_WHAT TO PRODUCE:_
Retype the items word for word, from the first line through the line containing "- q6-title: 六、课文写了海力布的哪几件事？概括一下写下来。: [104, 425, 404, 440]".

_INFORMATION GIVEN:_
-- Start --

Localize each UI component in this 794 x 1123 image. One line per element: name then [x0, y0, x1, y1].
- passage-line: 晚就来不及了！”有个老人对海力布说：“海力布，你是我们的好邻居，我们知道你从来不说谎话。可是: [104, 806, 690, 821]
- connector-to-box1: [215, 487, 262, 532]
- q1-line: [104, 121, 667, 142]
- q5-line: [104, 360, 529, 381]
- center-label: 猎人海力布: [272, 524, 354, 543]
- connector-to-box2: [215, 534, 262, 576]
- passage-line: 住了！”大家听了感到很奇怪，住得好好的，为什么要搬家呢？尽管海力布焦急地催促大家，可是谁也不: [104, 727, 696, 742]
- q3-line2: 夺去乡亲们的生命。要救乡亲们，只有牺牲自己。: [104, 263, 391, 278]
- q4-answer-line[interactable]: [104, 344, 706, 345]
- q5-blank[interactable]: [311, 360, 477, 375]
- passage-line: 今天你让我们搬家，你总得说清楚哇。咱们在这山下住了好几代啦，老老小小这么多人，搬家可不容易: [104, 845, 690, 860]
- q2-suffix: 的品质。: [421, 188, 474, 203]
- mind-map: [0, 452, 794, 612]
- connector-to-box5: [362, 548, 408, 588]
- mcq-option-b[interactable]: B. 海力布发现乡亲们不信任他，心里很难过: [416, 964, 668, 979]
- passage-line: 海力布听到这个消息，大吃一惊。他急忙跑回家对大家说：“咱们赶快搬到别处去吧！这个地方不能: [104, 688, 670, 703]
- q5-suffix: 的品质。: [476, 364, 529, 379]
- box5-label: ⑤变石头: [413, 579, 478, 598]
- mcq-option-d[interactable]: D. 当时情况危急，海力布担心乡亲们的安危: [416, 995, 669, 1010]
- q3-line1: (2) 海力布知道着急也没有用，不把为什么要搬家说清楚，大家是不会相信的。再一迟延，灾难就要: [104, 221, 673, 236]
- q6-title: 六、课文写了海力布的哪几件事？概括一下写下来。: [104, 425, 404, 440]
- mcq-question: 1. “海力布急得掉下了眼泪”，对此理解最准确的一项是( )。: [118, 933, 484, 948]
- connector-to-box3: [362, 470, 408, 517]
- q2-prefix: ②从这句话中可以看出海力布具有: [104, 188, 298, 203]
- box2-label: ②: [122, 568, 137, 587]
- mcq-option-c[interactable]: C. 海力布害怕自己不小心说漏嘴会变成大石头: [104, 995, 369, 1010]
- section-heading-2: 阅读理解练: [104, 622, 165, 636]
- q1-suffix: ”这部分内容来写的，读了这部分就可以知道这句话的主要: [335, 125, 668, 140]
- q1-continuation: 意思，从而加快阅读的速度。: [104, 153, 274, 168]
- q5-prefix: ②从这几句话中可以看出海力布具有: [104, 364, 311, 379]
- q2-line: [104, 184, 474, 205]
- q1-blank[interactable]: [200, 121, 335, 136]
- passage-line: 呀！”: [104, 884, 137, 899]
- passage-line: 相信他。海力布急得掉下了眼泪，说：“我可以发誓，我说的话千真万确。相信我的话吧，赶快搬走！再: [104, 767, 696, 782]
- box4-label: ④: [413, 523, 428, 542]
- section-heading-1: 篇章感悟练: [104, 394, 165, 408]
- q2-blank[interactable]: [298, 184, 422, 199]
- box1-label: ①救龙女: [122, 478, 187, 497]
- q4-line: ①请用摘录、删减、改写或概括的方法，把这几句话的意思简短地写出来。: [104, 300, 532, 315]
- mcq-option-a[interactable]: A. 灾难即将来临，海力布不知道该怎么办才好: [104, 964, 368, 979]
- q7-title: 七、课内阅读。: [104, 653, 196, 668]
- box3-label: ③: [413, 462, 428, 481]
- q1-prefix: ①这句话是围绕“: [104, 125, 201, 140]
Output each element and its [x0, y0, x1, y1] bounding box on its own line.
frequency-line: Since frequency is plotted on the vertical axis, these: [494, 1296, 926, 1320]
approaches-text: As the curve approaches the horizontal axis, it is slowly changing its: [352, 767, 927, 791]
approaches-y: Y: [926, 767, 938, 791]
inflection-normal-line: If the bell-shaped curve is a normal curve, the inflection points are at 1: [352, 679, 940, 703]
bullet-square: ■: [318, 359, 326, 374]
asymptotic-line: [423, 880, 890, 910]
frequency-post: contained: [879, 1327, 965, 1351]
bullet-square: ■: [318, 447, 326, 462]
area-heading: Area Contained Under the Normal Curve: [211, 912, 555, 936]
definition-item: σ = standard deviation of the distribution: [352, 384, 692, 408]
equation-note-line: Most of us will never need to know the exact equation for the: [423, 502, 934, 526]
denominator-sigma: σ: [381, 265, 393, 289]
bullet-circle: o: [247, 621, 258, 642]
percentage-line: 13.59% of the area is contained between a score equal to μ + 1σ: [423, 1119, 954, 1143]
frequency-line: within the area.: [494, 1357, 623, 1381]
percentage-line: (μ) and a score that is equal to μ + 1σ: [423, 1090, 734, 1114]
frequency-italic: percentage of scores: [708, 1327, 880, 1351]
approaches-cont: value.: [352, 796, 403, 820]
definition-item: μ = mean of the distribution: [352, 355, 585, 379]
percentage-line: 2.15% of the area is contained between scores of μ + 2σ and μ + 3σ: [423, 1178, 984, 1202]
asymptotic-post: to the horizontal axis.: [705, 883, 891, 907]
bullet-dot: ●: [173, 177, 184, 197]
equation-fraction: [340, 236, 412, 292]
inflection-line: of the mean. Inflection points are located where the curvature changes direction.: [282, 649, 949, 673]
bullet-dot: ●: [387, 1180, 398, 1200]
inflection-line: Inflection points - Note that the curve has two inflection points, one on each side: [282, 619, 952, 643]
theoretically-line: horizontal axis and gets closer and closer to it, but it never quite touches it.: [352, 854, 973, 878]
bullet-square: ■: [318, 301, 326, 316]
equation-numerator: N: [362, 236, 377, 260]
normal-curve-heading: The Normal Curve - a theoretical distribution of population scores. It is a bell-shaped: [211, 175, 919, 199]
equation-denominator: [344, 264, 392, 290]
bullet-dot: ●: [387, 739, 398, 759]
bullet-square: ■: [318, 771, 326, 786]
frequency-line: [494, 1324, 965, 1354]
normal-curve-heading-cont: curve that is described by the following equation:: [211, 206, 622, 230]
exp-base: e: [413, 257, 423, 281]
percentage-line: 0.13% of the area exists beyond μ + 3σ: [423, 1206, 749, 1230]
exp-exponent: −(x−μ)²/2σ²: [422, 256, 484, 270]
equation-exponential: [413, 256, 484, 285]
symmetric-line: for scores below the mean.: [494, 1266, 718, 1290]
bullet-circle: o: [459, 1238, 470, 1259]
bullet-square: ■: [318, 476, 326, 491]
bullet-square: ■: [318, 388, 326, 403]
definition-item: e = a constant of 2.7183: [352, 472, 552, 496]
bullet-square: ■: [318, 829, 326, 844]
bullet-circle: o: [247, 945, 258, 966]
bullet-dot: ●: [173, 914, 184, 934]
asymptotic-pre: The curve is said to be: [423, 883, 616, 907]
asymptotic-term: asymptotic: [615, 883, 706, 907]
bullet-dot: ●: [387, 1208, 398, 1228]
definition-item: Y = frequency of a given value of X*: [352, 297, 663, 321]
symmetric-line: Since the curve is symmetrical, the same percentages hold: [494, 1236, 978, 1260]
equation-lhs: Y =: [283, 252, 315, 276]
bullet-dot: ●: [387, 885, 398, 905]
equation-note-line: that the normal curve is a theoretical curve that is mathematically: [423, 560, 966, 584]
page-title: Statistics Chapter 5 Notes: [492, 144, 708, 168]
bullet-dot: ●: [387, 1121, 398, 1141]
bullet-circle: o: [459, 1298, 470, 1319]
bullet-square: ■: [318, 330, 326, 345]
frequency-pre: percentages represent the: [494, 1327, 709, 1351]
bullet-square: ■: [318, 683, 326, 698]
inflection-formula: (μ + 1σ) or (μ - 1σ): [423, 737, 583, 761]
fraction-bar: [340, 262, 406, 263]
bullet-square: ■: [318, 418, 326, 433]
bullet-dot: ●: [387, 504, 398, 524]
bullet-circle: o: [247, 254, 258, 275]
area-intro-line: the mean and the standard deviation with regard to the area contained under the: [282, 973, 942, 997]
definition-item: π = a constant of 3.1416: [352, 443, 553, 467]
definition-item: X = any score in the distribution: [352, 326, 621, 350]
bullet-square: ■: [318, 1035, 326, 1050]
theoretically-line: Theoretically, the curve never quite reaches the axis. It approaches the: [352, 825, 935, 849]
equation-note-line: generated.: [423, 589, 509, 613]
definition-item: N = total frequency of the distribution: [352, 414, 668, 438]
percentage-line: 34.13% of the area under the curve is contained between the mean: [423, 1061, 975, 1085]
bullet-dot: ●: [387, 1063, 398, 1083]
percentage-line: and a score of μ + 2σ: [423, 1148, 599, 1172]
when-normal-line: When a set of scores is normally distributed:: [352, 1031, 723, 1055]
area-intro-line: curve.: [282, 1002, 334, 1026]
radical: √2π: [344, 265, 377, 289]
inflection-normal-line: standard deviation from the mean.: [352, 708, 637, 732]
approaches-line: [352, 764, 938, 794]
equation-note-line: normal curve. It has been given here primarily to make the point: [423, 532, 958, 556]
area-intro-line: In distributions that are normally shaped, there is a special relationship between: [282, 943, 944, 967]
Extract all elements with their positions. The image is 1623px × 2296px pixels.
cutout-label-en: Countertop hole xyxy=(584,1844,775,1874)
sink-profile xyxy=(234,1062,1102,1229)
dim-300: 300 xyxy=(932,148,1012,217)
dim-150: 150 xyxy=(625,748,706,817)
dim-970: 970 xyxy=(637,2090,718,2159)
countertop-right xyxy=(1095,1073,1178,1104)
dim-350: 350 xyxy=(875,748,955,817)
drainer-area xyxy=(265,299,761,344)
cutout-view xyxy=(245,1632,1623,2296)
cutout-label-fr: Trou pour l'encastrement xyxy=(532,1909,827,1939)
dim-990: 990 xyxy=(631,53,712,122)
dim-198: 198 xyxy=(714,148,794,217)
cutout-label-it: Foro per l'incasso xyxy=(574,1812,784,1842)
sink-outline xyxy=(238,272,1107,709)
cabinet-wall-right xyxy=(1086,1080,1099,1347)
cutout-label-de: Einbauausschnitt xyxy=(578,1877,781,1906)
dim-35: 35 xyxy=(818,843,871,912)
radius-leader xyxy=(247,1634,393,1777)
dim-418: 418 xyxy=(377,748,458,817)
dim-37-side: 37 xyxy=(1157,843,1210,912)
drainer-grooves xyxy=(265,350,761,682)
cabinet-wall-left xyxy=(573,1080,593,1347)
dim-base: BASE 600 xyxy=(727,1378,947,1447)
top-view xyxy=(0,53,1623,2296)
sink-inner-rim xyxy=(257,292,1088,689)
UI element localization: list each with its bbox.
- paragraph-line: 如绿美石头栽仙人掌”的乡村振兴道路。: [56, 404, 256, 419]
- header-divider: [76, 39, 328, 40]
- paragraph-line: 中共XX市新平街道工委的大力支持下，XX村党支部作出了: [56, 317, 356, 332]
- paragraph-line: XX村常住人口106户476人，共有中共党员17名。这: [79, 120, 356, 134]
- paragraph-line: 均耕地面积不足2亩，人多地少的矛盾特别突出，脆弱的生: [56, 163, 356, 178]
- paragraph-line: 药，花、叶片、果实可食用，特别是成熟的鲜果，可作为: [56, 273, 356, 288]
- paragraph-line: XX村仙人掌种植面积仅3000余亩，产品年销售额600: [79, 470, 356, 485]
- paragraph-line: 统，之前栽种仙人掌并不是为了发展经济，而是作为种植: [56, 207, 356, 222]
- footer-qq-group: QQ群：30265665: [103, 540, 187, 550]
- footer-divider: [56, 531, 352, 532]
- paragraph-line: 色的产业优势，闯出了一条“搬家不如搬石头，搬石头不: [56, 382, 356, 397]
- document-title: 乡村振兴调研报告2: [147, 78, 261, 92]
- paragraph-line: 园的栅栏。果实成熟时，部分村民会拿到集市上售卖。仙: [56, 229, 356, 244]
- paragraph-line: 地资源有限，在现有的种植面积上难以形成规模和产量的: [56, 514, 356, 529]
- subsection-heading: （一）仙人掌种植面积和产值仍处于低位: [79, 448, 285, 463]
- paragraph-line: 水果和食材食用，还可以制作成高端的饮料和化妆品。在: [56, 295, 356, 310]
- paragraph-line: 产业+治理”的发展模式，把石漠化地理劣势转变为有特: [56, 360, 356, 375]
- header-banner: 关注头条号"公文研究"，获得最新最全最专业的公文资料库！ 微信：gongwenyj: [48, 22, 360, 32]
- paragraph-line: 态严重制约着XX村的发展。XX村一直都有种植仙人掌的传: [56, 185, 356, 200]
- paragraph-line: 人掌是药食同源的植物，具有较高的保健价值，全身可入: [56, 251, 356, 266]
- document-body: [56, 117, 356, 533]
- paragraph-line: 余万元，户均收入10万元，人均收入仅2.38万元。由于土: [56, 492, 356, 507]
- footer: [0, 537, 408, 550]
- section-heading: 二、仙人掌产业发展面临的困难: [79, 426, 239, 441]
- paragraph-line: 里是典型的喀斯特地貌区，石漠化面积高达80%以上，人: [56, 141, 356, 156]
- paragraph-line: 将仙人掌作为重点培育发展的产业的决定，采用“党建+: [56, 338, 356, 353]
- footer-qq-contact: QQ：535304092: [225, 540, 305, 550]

-- End --

_SOLUTION FOR THIS EXERCISE:_
Localize each UI component in this 794 x 1123 image. One line per element: name then [x0, y0, x1, y1].
- passage-line: 晚就来不及了！”有个老人对海力布说：“海力布，你是我们的好邻居，我们知道你从来不说谎话。可是: [104, 806, 690, 821]
- connector-to-box1: [215, 487, 262, 532]
- q1-line: [104, 121, 667, 142]
- q5-line: [104, 360, 529, 381]
- center-label: 猎人海力布: [272, 524, 354, 543]
- connector-to-box2: [215, 534, 262, 576]
- passage-line: 住了！”大家听了感到很奇怪，住得好好的，为什么要搬家呢？尽管海力布焦急地催促大家，可是谁也不: [104, 727, 696, 742]
- q3-line2: 夺去乡亲们的生命。要救乡亲们，只有牺牲自己。: [104, 263, 391, 278]
- q4-answer-line[interactable]: [104, 344, 706, 345]
- q5-blank[interactable]: [311, 360, 477, 375]
- passage-line: 今天你让我们搬家，你总得说清楚哇。咱们在这山下住了好几代啦，老老小小这么多人，搬家可不容易: [104, 845, 690, 860]
- q2-suffix: 的品质。: [421, 188, 474, 203]
- mind-map: [0, 452, 794, 612]
- connector-to-box5: [362, 548, 408, 588]
- mcq-option-b[interactable]: B. 海力布发现乡亲们不信任他，心里很难过: [416, 964, 668, 979]
- passage-line: 海力布听到这个消息，大吃一惊。他急忙跑回家对大家说：“咱们赶快搬到别处去吧！这个地方不能: [104, 688, 670, 703]
- q5-suffix: 的品质。: [476, 364, 529, 379]
- box5-label: ⑤变石头: [413, 579, 478, 598]
- mcq-option-d[interactable]: D. 当时情况危急，海力布担心乡亲们的安危: [416, 995, 669, 1010]
- q3-line1: (2) 海力布知道着急也没有用，不把为什么要搬家说清楚，大家是不会相信的。再一迟延，灾难就要: [104, 221, 673, 236]
- q6-title: 六、课文写了海力布的哪几件事？概括一下写下来。: [104, 425, 404, 440]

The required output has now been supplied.